What you are asked to do –
Output the full listing word for word.

Data entries for graphics
------------------------

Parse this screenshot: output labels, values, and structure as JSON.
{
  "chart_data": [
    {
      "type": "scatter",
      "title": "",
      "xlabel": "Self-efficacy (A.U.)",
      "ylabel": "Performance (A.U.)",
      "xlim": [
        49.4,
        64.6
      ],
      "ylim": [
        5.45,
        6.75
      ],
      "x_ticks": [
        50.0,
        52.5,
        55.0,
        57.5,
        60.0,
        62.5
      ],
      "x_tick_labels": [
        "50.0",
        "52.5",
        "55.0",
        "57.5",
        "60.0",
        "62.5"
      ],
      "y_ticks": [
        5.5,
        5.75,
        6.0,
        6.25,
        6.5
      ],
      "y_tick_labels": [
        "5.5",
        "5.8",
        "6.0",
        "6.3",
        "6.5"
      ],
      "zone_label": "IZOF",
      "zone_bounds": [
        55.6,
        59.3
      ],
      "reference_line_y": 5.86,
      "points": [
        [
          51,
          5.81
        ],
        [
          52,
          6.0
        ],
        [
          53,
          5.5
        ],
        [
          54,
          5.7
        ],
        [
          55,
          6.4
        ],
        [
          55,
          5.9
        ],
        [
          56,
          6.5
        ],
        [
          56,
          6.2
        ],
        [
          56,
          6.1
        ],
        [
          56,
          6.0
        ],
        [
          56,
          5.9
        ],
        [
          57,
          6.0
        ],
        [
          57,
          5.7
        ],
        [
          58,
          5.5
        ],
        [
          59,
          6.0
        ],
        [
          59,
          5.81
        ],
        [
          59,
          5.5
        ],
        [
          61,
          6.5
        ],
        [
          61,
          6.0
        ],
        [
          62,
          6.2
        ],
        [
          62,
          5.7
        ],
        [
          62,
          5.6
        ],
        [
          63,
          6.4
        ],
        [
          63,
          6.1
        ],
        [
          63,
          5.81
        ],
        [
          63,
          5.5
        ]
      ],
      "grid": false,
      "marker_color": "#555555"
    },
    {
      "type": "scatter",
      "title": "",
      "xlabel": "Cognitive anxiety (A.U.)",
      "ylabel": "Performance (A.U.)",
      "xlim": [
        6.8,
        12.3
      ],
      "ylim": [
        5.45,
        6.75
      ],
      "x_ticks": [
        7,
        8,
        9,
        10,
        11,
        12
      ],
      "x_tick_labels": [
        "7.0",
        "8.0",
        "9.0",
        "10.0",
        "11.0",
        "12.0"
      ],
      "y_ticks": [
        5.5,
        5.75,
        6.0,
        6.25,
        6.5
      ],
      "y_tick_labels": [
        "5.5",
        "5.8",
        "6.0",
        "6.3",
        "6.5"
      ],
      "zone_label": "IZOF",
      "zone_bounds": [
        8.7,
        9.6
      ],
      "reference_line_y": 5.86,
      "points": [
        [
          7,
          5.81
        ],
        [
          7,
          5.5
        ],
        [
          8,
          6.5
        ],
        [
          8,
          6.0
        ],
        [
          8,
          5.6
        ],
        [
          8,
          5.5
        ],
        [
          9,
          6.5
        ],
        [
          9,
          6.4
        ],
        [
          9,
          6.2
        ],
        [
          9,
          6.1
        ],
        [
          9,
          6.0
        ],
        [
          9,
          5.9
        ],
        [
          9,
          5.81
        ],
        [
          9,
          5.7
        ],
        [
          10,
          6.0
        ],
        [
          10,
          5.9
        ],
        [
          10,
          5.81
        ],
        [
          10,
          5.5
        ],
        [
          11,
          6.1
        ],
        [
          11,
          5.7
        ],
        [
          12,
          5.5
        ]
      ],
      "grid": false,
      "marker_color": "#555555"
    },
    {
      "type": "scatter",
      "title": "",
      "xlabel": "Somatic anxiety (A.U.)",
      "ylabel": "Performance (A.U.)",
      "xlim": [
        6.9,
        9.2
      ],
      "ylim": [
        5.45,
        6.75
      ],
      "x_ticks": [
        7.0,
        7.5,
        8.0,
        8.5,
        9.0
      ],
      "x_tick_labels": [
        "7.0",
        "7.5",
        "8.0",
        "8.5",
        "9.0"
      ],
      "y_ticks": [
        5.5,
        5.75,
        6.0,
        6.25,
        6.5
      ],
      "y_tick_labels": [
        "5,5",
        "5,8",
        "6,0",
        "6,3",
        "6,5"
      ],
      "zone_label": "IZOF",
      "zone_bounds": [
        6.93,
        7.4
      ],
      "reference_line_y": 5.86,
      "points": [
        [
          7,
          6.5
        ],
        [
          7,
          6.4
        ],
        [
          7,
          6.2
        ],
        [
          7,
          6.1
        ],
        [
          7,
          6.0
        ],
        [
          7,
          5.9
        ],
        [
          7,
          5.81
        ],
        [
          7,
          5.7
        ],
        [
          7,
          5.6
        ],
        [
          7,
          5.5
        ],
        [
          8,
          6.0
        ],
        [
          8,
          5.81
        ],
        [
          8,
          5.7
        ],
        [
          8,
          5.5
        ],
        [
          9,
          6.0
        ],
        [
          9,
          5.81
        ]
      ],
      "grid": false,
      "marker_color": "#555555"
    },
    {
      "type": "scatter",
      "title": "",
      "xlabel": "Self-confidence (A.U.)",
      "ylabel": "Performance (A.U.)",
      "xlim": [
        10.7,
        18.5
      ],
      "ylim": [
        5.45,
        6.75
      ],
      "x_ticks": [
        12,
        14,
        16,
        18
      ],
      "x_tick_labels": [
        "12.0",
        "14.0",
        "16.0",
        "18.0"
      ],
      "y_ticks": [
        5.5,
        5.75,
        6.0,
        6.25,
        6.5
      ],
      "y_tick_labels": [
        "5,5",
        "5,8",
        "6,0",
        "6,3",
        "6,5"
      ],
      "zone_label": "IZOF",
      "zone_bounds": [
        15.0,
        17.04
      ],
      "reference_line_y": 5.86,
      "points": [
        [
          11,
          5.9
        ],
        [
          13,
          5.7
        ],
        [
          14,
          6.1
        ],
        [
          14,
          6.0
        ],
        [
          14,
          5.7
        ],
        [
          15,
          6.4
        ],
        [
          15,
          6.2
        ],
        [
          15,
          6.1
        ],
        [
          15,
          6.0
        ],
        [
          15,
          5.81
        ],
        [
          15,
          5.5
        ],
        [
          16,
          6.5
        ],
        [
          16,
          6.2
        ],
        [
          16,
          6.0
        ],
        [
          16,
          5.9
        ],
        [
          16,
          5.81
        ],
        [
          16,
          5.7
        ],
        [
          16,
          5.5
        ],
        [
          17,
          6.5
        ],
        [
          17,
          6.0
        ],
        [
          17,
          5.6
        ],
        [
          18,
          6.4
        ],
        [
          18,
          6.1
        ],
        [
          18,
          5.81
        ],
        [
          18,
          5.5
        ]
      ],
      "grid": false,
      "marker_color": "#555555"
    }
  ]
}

------------------------

Solution to this exercise –
Parse this screenshot: output labels, values, and structure as JSON.
{
  "chart_data": [
    {
      "type": "scatter",
      "title": "",
      "xlabel": "Self-efficacy (A.U.)",
      "ylabel": "Performance (A.U.)",
      "xlim": [
        49.4,
        64.6
      ],
      "ylim": [
        5.45,
        6.75
      ],
      "x_ticks": [
        50.0,
        52.5,
        55.0,
        57.5,
        60.0,
        62.5
      ],
      "x_tick_labels": [
        "50.0",
        "52.5",
        "55.0",
        "57.5",
        "60.0",
        "62.5"
      ],
      "y_ticks": [
        5.5,
        5.75,
        6.0,
        6.25,
        6.5
      ],
      "y_tick_labels": [
        "5.5",
        "5.8",
        "6.0",
        "6.3",
        "6.5"
      ],
      "zone_label": "IZOF",
      "zone_bounds": [
        55.6,
        59.3
      ],
      "reference_line_y": 5.86,
      "points": [
        [
          51,
          5.81
        ],
        [
          52,
          6.0
        ],
        [
          53,
          5.5
        ],
        [
          54,
          5.7
        ],
        [
          55,
          6.4
        ],
        [
          55,
          5.9
        ],
        [
          56,
          6.5
        ],
        [
          56,
          6.2
        ],
        [
          56,
          6.1
        ],
        [
          56,
          6.0
        ],
        [
          56,
          5.9
        ],
        [
          57,
          6.0
        ],
        [
          57,
          5.7
        ],
        [
          58,
          5.5
        ],
        [
          59,
          6.0
        ],
        [
          59,
          5.81
        ],
        [
          59,
          5.5
        ],
        [
          61,
          6.5
        ],
        [
          61,
          6.0
        ],
        [
          62,
          6.2
        ],
        [
          62,
          5.7
        ],
        [
          62,
          5.6
        ],
        [
          63,
          6.4
        ],
        [
          63,
          6.1
        ],
        [
          63,
          5.81
        ],
        [
          63,
          5.5
        ]
      ],
      "grid": false,
      "marker_color": "#555555"
    },
    {
      "type": "scatter",
      "title": "",
      "xlabel": "Cognitive anxiety (A.U.)",
      "ylabel": "Performance (A.U.)",
      "xlim": [
        6.8,
        12.3
      ],
      "ylim": [
        5.45,
        6.75
      ],
      "x_ticks": [
        7,
        8,
        9,
        10,
        11,
        12
      ],
      "x_tick_labels": [
        "7.0",
        "8.0",
        "9.0",
        "10.0",
        "11.0",
        "12.0"
      ],
      "y_ticks": [
        5.5,
        5.75,
        6.0,
        6.25,
        6.5
      ],
      "y_tick_labels": [
        "5.5",
        "5.8",
        "6.0",
        "6.3",
        "6.5"
      ],
      "zone_label": "IZOF",
      "zone_bounds": [
        8.7,
        9.6
      ],
      "reference_line_y": 5.86,
      "points": [
        [
          7,
          5.81
        ],
        [
          7,
          5.5
        ],
        [
          8,
          6.5
        ],
        [
          8,
          6.0
        ],
        [
          8,
          5.6
        ],
        [
          8,
          5.5
        ],
        [
          9,
          6.5
        ],
        [
          9,
          6.4
        ],
        [
          9,
          6.2
        ],
        [
          9,
          6.1
        ],
        [
          9,
          6.0
        ],
        [
          9,
          5.9
        ],
        [
          9,
          5.81
        ],
        [
          9,
          5.7
        ],
        [
          10,
          6.0
        ],
        [
          10,
          5.9
        ],
        [
          10,
          5.81
        ],
        [
          10,
          5.5
        ],
        [
          11,
          6.1
        ],
        [
          11,
          5.7
        ],
        [
          12,
          5.5
        ]
      ],
      "grid": false,
      "marker_color": "#555555"
    },
    {
      "type": "scatter",
      "title": "",
      "xlabel": "Somatic anxiety (A.U.)",
      "ylabel": "Performance (A.U.)",
      "xlim": [
        6.9,
        9.2
      ],
      "ylim": [
        5.45,
        6.75
      ],
      "x_ticks": [
        7.0,
        7.5,
        8.0,
        8.5,
        9.0
      ],
      "x_tick_labels": [
        "7.0",
        "7.5",
        "8.0",
        "8.5",
        "9.0"
      ],
      "y_ticks": [
        5.5,
        5.75,
        6.0,
        6.25,
        6.5
      ],
      "y_tick_labels": [
        "5,5",
        "5,8",
        "6,0",
        "6,3",
        "6,5"
      ],
      "zone_label": "IZOF",
      "zone_bounds": [
        6.93,
        7.4
      ],
      "reference_line_y": 5.86,
      "points": [
        [
          7,
          6.5
        ],
        [
          7,
          6.4
        ],
        [
          7,
          6.2
        ],
        [
          7,
          6.1
        ],
        [
          7,
          6.0
        ],
        [
          7,
          5.9
        ],
        [
          7,
          5.81
        ],
        [
          7,
          5.7
        ],
        [
          7,
          5.6
        ],
        [
          7,
          5.5
        ],
        [
          8,
          6.0
        ],
        [
          8,
          5.81
        ],
        [
          8,
          5.7
        ],
        [
          8,
          5.5
        ],
        [
          9,
          6.0
        ],
        [
          9,
          5.81
        ]
      ],
      "grid": false,
      "marker_color": "#555555"
    },
    {
      "type": "scatter",
      "title": "",
      "xlabel": "Self-confidence (A.U.)",
      "ylabel": "Performance (A.U.)",
      "xlim": [
        10.7,
        18.5
      ],
      "ylim": [
        5.45,
        6.75
      ],
      "x_ticks": [
        12,
        14,
        16,
        18
      ],
      "x_tick_labels": [
        "12.0",
        "14.0",
        "16.0",
        "18.0"
      ],
      "y_ticks": [
        5.5,
        5.75,
        6.0,
        6.25,
        6.5
      ],
      "y_tick_labels": [
        "5,5",
        "5,8",
        "6,0",
        "6,3",
        "6,5"
      ],
      "zone_label": "IZOF",
      "zone_bounds": [
        15.0,
        17.04
      ],
      "reference_line_y": 5.86,
      "points": [
        [
          11,
          5.9
        ],
        [
          13,
          5.7
        ],
        [
          14,
          6.1
        ],
        [
          14,
          6.0
        ],
        [
          14,
          5.7
        ],
        [
          15,
          6.4
        ],
        [
          15,
          6.2
        ],
        [
          15,
          6.1
        ],
        [
          15,
          6.0
        ],
        [
          15,
          5.81
        ],
        [
          15,
          5.5
        ],
        [
          16,
          6.5
        ],
        [
          16,
          6.2
        ],
        [
          16,
          6.0
        ],
        [
          16,
          5.9
        ],
        [
          16,
          5.81
        ],
        [
          16,
          5.7
        ],
        [
          16,
          5.5
        ],
        [
          17,
          6.5
        ],
        [
          17,
          6.0
        ],
        [
          17,
          5.6
        ],
        [
          18,
          6.4
        ],
        [
          18,
          6.1
        ],
        [
          18,
          5.81
        ],
        [
          18,
          5.5
        ]
      ],
      "grid": false,
      "marker_color": "#555555"
    }
  ]
}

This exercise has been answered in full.